Goal | Take the entries below and reproduce them word for word.

(Structured figure records)
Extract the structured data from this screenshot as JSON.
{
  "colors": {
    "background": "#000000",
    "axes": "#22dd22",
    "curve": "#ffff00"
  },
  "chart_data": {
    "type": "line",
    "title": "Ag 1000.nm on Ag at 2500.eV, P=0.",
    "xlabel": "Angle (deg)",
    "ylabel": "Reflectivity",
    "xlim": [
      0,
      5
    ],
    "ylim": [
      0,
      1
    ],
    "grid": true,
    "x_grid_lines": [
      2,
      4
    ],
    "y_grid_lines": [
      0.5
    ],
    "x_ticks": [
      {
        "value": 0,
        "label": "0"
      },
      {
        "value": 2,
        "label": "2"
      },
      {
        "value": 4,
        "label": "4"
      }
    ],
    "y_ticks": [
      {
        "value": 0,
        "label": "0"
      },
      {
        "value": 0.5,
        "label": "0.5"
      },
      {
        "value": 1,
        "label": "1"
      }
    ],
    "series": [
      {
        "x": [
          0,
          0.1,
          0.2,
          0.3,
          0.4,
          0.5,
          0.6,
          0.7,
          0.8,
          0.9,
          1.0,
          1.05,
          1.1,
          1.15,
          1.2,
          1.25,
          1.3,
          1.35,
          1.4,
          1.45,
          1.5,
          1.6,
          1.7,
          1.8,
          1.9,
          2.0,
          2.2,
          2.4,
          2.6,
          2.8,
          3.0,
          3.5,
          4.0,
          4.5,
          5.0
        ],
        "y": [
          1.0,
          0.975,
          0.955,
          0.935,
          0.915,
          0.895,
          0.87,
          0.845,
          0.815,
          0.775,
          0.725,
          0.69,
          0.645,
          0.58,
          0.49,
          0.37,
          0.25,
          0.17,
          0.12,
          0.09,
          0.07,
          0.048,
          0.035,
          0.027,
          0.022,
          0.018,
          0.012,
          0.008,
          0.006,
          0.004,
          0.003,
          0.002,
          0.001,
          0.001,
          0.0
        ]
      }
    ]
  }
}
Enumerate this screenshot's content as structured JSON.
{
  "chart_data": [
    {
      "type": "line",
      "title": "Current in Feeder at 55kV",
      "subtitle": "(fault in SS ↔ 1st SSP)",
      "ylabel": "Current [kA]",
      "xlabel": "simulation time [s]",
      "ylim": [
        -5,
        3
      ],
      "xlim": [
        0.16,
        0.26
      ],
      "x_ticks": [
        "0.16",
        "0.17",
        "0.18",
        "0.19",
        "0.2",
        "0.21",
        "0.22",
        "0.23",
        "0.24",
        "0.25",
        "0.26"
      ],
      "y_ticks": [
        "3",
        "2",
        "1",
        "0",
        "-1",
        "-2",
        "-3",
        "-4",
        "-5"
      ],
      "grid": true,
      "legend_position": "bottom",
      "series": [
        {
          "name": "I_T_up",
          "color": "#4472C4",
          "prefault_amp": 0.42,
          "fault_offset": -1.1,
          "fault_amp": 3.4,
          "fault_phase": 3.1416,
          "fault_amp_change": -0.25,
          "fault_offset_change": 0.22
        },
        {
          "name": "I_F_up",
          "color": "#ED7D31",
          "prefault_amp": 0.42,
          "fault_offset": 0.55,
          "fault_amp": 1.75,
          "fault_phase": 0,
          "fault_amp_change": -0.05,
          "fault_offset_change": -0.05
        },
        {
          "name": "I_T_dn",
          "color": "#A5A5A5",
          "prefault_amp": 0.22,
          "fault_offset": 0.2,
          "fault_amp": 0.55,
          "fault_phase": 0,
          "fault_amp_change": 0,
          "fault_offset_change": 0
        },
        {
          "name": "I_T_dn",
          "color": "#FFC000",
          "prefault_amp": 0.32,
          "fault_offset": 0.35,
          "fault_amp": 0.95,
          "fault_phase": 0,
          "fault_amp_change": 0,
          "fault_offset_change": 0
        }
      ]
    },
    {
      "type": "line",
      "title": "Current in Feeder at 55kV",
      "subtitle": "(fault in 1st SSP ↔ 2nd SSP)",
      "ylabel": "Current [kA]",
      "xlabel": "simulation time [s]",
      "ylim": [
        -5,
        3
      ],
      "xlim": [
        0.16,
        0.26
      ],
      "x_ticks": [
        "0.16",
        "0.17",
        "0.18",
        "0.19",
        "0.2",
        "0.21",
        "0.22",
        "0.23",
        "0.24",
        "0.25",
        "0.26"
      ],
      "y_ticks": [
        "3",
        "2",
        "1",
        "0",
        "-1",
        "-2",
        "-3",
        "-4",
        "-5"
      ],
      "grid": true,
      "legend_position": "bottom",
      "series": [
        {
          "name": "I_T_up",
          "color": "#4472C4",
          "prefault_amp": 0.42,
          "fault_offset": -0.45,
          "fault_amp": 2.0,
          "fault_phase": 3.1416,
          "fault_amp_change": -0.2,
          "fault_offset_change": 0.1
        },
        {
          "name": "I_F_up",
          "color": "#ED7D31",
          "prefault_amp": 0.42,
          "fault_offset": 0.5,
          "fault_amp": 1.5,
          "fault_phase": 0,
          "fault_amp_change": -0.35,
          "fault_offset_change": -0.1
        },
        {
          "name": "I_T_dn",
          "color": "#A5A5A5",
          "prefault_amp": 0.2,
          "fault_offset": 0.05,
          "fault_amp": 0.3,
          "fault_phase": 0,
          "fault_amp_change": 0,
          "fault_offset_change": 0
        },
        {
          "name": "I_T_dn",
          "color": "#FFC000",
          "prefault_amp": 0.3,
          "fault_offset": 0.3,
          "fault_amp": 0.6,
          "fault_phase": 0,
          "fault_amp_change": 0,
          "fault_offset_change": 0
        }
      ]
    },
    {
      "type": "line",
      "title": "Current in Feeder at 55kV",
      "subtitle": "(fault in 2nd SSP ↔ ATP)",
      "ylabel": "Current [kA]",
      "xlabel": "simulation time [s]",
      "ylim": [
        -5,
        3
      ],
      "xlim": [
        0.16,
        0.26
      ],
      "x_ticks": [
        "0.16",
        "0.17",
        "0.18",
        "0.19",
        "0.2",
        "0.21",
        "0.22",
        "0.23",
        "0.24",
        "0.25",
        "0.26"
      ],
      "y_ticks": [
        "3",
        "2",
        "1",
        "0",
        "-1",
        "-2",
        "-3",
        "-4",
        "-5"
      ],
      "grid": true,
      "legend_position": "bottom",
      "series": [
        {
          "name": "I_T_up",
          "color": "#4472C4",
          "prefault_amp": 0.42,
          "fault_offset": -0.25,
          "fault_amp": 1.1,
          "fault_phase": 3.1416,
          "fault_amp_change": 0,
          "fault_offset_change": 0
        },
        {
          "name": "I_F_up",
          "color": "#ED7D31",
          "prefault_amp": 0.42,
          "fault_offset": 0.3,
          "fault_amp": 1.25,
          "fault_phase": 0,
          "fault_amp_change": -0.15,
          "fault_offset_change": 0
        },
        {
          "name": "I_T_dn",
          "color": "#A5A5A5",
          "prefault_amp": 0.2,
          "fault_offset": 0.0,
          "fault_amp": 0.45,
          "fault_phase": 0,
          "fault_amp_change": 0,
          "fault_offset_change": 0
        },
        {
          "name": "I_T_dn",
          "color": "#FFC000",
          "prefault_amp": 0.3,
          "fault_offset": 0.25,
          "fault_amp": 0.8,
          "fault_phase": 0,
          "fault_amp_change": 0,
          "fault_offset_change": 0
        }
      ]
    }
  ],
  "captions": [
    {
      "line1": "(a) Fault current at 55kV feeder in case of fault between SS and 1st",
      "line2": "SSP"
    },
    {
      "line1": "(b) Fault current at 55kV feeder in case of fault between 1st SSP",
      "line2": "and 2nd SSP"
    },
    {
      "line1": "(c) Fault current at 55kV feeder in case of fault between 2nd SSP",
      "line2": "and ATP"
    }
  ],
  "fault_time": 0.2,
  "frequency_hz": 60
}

Exercise output |
Extract the structured data from this screenshot as JSON.
{
  "colors": {
    "background": "#000000",
    "axes": "#22dd22",
    "curve": "#ffff00"
  },
  "chart_data": {
    "type": "line",
    "title": "Ag 1000.nm on Ag at 2500.eV, P=0.",
    "xlabel": "Angle (deg)",
    "ylabel": "Reflectivity",
    "xlim": [
      0,
      5
    ],
    "ylim": [
      0,
      1
    ],
    "grid": true,
    "x_grid_lines": [
      2,
      4
    ],
    "y_grid_lines": [
      0.5
    ],
    "x_ticks": [
      {
        "value": 0,
        "label": "0"
      },
      {
        "value": 2,
        "label": "2"
      },
      {
        "value": 4,
        "label": "4"
      }
    ],
    "y_ticks": [
      {
        "value": 0,
        "label": "0"
      },
      {
        "value": 0.5,
        "label": "0.5"
      },
      {
        "value": 1,
        "label": "1"
      }
    ],
    "series": [
      {
        "x": [
          0,
          0.1,
          0.2,
          0.3,
          0.4,
          0.5,
          0.6,
          0.7,
          0.8,
          0.9,
          1.0,
          1.05,
          1.1,
          1.15,
          1.2,
          1.25,
          1.3,
          1.35,
          1.4,
          1.45,
          1.5,
          1.6,
          1.7,
          1.8,
          1.9,
          2.0,
          2.2,
          2.4,
          2.6,
          2.8,
          3.0,
          3.5,
          4.0,
          4.5,
          5.0
        ],
        "y": [
          1.0,
          0.975,
          0.955,
          0.935,
          0.915,
          0.895,
          0.87,
          0.845,
          0.815,
          0.775,
          0.725,
          0.69,
          0.645,
          0.58,
          0.49,
          0.37,
          0.25,
          0.17,
          0.12,
          0.09,
          0.07,
          0.048,
          0.035,
          0.027,
          0.022,
          0.018,
          0.012,
          0.008,
          0.006,
          0.004,
          0.003,
          0.002,
          0.001,
          0.001,
          0.0
        ]
      }
    ]
  }
}
Enumerate this screenshot's content as structured JSON.
{
  "chart_data": [
    {
      "type": "line",
      "title": "Current in Feeder at 55kV",
      "subtitle": "(fault in SS ↔ 1st SSP)",
      "ylabel": "Current [kA]",
      "xlabel": "simulation time [s]",
      "ylim": [
        -5,
        3
      ],
      "xlim": [
        0.16,
        0.26
      ],
      "x_ticks": [
        "0.16",
        "0.17",
        "0.18",
        "0.19",
        "0.2",
        "0.21",
        "0.22",
        "0.23",
        "0.24",
        "0.25",
        "0.26"
      ],
      "y_ticks": [
        "3",
        "2",
        "1",
        "0",
        "-1",
        "-2",
        "-3",
        "-4",
        "-5"
      ],
      "grid": true,
      "legend_position": "bottom",
      "series": [
        {
          "name": "I_T_up",
          "color": "#4472C4",
          "prefault_amp": 0.42,
          "fault_offset": -1.1,
          "fault_amp": 3.4,
          "fault_phase": 3.1416,
          "fault_amp_change": -0.25,
          "fault_offset_change": 0.22
        },
        {
          "name": "I_F_up",
          "color": "#ED7D31",
          "prefault_amp": 0.42,
          "fault_offset": 0.55,
          "fault_amp": 1.75,
          "fault_phase": 0,
          "fault_amp_change": -0.05,
          "fault_offset_change": -0.05
        },
        {
          "name": "I_T_dn",
          "color": "#A5A5A5",
          "prefault_amp": 0.22,
          "fault_offset": 0.2,
          "fault_amp": 0.55,
          "fault_phase": 0,
          "fault_amp_change": 0,
          "fault_offset_change": 0
        },
        {
          "name": "I_T_dn",
          "color": "#FFC000",
          "prefault_amp": 0.32,
          "fault_offset": 0.35,
          "fault_amp": 0.95,
          "fault_phase": 0,
          "fault_amp_change": 0,
          "fault_offset_change": 0
        }
      ]
    },
    {
      "type": "line",
      "title": "Current in Feeder at 55kV",
      "subtitle": "(fault in 1st SSP ↔ 2nd SSP)",
      "ylabel": "Current [kA]",
      "xlabel": "simulation time [s]",
      "ylim": [
        -5,
        3
      ],
      "xlim": [
        0.16,
        0.26
      ],
      "x_ticks": [
        "0.16",
        "0.17",
        "0.18",
        "0.19",
        "0.2",
        "0.21",
        "0.22",
        "0.23",
        "0.24",
        "0.25",
        "0.26"
      ],
      "y_ticks": [
        "3",
        "2",
        "1",
        "0",
        "-1",
        "-2",
        "-3",
        "-4",
        "-5"
      ],
      "grid": true,
      "legend_position": "bottom",
      "series": [
        {
          "name": "I_T_up",
          "color": "#4472C4",
          "prefault_amp": 0.42,
          "fault_offset": -0.45,
          "fault_amp": 2.0,
          "fault_phase": 3.1416,
          "fault_amp_change": -0.2,
          "fault_offset_change": 0.1
        },
        {
          "name": "I_F_up",
          "color": "#ED7D31",
          "prefault_amp": 0.42,
          "fault_offset": 0.5,
          "fault_amp": 1.5,
          "fault_phase": 0,
          "fault_amp_change": -0.35,
          "fault_offset_change": -0.1
        },
        {
          "name": "I_T_dn",
          "color": "#A5A5A5",
          "prefault_amp": 0.2,
          "fault_offset": 0.05,
          "fault_amp": 0.3,
          "fault_phase": 0,
          "fault_amp_change": 0,
          "fault_offset_change": 0
        },
        {
          "name": "I_T_dn",
          "color": "#FFC000",
          "prefault_amp": 0.3,
          "fault_offset": 0.3,
          "fault_amp": 0.6,
          "fault_phase": 0,
          "fault_amp_change": 0,
          "fault_offset_change": 0
        }
      ]
    },
    {
      "type": "line",
      "title": "Current in Feeder at 55kV",
      "subtitle": "(fault in 2nd SSP ↔ ATP)",
      "ylabel": "Current [kA]",
      "xlabel": "simulation time [s]",
      "ylim": [
        -5,
        3
      ],
      "xlim": [
        0.16,
        0.26
      ],
      "x_ticks": [
        "0.16",
        "0.17",
        "0.18",
        "0.19",
        "0.2",
        "0.21",
        "0.22",
        "0.23",
        "0.24",
        "0.25",
        "0.26"
      ],
      "y_ticks": [
        "3",
        "2",
        "1",
        "0",
        "-1",
        "-2",
        "-3",
        "-4",
        "-5"
      ],
      "grid": true,
      "legend_position": "bottom",
      "series": [
        {
          "name": "I_T_up",
          "color": "#4472C4",
          "prefault_amp": 0.42,
          "fault_offset": -0.25,
          "fault_amp": 1.1,
          "fault_phase": 3.1416,
          "fault_amp_change": 0,
          "fault_offset_change": 0
        },
        {
          "name": "I_F_up",
          "color": "#ED7D31",
          "prefault_amp": 0.42,
          "fault_offset": 0.3,
          "fault_amp": 1.25,
          "fault_phase": 0,
          "fault_amp_change": -0.15,
          "fault_offset_change": 0
        },
        {
          "name": "I_T_dn",
          "color": "#A5A5A5",
          "prefault_amp": 0.2,
          "fault_offset": 0.0,
          "fault_amp": 0.45,
          "fault_phase": 0,
          "fault_amp_change": 0,
          "fault_offset_change": 0
        },
        {
          "name": "I_T_dn",
          "color": "#FFC000",
          "prefault_amp": 0.3,
          "fault_offset": 0.25,
          "fault_amp": 0.8,
          "fault_phase": 0,
          "fault_amp_change": 0,
          "fault_offset_change": 0
        }
      ]
    }
  ],
  "captions": [
    {
      "line1": "(a) Fault current at 55kV feeder in case of fault between SS and 1st",
      "line2": "SSP"
    },
    {
      "line1": "(b) Fault current at 55kV feeder in case of fault between 1st SSP",
      "line2": "and 2nd SSP"
    },
    {
      "line1": "(c) Fault current at 55kV feeder in case of fault between 2nd SSP",
      "line2": "and ATP"
    }
  ],
  "fault_time": 0.2,
  "frequency_hz": 60
}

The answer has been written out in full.